• _WHAT TO PRODUCE_: Copy the data below exactly, omitting any picture it contains.

** BEGIN RECORDS SHOWN **

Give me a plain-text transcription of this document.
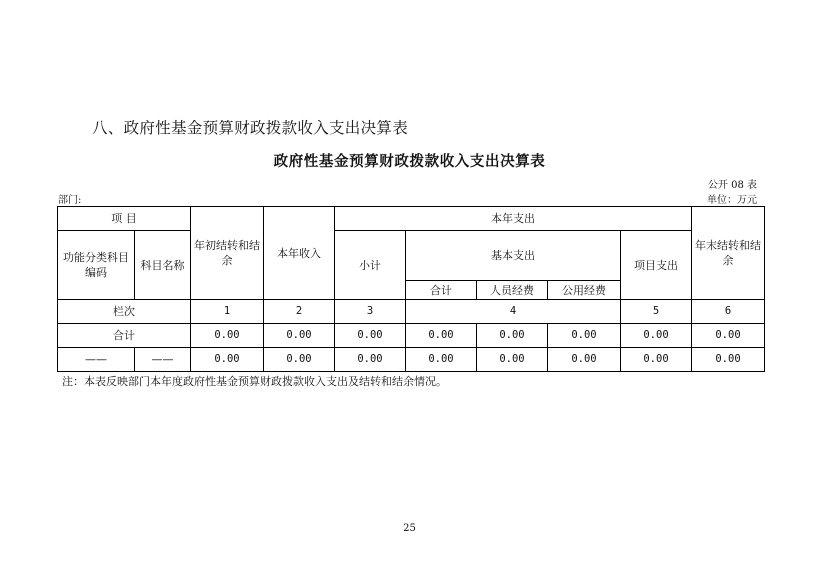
八、政府性基金预算财政拨款收入支出决算表
政府性基金预算财政拨款收入支出决算表
公开 08 表
部门:	单位：万元
项 目		年初结转和结余	本年收入	本年支出					年末结转和结余
功能分类科目编码	科目名称			小计	基本支出			项目支出	
					合计	人员经费	公用经费		
栏次		1	2	3	4			5	6
合计		0.00	0.00	0.00	0.00	0.00	0.00	0.00	0.00
——	——	0.00	0.00	0.00	0.00	0.00	0.00	0.00	0.00
注：本表反映部门本年度政府性基金预算财政拨款收入支出及结转和结余情况。
25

** END RECORDS SHOWN **

• _EXERCISE OUTPUT_:
Give me a plain-text transcription of this document.
八、政府性基金预算财政拨款收入支出决算表
政府性基金预算财政拨款收入支出决算表
公开 08 表
部门:	单位：万元
项 目		年初结转和结余	本年收入	本年支出					年末结转和结余
功能分类科目编码	科目名称			小计	基本支出			项目支出	
					合计	人员经费	公用经费		
栏次		1	2	3	4			5	6
合计		0.00	0.00	0.00	0.00	0.00	0.00	0.00	0.00
——	——	0.00	0.00	0.00	0.00	0.00	0.00	0.00	0.00
注：本表反映部门本年度政府性基金预算财政拨款收入支出及结转和结余情况。
25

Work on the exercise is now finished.